Extract every line where the string "this" appears.

(Excerpt from a dataset)
============

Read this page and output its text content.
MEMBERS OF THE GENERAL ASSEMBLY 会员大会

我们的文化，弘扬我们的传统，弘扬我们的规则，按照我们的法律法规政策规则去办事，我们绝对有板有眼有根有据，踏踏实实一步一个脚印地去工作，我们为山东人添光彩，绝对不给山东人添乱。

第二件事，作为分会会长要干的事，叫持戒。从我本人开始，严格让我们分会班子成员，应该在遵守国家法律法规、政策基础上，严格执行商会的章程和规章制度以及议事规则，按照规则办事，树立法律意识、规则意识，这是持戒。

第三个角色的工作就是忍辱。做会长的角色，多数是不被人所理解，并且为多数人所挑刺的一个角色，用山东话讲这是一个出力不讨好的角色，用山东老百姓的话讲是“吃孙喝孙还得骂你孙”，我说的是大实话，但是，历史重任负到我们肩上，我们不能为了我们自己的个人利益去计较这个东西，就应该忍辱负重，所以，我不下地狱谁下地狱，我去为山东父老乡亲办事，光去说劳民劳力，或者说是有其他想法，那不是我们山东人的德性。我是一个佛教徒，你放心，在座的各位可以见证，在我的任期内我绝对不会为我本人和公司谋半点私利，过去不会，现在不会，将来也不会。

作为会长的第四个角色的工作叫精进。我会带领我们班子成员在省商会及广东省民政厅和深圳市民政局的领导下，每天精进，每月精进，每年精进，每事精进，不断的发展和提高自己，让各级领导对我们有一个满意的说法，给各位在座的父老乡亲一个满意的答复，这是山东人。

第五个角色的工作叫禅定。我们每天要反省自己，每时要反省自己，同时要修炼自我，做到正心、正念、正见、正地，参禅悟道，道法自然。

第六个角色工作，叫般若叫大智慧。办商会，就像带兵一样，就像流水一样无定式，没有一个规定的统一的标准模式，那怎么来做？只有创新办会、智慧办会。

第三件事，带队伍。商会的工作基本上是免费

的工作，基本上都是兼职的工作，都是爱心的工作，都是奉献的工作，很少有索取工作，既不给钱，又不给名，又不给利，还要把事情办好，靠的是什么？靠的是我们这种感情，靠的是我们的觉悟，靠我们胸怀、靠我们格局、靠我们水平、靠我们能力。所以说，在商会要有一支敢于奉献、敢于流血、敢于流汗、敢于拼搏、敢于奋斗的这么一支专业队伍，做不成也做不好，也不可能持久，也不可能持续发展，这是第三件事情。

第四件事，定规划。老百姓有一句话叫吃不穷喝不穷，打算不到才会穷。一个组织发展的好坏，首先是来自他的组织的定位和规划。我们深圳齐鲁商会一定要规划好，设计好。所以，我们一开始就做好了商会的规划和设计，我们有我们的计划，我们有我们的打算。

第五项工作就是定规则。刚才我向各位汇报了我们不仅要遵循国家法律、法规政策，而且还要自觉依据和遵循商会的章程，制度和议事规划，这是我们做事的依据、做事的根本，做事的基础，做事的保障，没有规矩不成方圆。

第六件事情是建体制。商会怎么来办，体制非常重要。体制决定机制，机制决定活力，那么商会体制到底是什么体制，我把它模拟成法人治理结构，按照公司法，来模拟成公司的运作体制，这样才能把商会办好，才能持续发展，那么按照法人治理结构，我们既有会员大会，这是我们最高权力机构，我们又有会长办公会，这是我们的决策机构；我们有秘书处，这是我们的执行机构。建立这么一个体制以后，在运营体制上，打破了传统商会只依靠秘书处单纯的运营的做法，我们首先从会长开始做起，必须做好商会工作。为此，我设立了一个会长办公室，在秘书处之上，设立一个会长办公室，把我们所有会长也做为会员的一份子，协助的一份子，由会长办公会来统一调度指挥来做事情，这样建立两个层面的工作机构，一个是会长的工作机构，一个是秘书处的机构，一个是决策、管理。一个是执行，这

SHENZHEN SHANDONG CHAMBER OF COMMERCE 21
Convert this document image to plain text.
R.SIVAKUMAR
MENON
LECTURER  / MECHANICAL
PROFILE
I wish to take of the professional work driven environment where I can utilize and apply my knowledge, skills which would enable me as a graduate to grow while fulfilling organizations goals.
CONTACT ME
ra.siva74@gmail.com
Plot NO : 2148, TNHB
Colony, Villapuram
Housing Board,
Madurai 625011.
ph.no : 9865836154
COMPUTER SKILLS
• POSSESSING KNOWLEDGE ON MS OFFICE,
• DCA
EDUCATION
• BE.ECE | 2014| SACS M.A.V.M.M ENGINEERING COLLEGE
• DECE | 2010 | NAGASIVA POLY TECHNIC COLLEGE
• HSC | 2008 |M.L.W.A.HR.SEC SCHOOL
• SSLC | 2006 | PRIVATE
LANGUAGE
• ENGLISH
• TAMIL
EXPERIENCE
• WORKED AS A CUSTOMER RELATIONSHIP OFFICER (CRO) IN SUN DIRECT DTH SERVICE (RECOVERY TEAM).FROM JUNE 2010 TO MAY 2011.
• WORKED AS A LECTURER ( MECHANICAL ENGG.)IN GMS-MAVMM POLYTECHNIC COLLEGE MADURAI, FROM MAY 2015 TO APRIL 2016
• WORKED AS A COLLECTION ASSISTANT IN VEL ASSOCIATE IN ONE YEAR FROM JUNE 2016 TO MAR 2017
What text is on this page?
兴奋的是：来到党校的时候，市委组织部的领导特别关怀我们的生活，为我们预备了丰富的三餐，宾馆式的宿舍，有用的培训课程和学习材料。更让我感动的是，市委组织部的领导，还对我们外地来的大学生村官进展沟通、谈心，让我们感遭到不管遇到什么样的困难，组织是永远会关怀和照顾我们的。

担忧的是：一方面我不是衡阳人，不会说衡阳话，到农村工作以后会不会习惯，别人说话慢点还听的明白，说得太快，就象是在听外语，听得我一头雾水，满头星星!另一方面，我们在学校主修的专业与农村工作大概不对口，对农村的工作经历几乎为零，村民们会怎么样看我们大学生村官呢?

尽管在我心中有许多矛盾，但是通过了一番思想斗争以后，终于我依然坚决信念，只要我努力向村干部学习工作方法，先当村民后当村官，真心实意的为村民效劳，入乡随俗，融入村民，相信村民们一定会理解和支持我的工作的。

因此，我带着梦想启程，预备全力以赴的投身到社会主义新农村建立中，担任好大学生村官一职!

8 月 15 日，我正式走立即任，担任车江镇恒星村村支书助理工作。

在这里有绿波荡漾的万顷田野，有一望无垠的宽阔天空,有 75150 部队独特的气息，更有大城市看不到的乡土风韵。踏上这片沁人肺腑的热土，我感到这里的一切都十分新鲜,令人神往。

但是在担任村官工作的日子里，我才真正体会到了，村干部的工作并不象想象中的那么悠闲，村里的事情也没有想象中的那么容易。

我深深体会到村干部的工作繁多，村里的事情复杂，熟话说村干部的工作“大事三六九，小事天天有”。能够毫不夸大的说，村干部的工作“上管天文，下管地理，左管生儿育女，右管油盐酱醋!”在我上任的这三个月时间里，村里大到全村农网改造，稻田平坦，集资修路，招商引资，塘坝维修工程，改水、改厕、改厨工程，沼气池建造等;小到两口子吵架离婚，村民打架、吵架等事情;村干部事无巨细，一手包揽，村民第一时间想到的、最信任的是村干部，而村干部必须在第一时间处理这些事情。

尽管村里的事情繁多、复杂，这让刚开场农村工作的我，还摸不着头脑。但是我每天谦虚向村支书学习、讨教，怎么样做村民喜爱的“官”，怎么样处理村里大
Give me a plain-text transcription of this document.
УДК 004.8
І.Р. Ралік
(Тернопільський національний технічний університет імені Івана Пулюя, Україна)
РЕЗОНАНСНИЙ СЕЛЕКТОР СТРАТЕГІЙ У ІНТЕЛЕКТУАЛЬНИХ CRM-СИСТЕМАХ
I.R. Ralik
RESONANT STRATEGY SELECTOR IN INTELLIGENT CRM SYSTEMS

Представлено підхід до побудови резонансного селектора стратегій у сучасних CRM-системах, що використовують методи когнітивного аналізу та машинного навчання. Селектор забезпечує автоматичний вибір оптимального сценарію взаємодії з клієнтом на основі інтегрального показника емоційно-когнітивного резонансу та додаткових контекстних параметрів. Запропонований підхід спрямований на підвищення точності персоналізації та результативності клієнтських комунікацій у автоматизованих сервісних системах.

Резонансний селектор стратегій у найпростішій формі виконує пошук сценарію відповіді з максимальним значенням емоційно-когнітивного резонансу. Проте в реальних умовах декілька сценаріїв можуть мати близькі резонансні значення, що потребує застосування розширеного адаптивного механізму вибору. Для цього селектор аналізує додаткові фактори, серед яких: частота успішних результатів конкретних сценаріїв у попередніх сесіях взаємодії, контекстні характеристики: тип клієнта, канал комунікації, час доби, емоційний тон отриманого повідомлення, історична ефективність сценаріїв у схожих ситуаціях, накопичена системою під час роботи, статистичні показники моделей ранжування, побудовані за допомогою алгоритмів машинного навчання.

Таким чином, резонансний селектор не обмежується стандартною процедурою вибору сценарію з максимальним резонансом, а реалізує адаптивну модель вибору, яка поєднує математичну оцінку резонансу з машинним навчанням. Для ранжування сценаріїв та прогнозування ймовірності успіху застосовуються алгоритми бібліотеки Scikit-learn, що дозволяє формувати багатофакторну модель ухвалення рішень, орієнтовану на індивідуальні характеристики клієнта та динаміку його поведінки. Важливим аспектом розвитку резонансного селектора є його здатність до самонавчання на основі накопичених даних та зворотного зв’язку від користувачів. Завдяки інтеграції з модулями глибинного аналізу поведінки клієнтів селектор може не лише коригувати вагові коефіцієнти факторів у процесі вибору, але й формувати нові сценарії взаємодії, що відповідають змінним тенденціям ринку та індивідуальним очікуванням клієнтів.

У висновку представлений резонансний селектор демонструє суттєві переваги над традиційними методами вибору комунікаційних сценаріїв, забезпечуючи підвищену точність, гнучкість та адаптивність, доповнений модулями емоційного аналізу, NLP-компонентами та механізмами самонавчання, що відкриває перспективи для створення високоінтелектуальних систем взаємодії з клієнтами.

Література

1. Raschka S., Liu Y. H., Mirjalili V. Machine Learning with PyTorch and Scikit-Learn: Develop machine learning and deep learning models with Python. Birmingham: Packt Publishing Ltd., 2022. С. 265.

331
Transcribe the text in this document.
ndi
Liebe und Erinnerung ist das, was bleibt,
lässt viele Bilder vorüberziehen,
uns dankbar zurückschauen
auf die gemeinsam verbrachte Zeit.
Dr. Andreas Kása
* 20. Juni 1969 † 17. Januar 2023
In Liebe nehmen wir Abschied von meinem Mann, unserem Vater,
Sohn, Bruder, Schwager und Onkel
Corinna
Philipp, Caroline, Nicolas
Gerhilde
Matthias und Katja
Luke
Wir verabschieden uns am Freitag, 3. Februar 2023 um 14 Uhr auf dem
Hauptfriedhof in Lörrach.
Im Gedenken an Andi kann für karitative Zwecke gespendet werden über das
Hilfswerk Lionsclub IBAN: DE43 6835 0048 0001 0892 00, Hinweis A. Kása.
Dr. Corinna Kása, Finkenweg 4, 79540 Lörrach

============

Correct result ->
Read this page and output its text content.
Convert this document image to plain text.
What text is on this page?
Give me a plain-text transcription of this document.
Transcribe the text in this document.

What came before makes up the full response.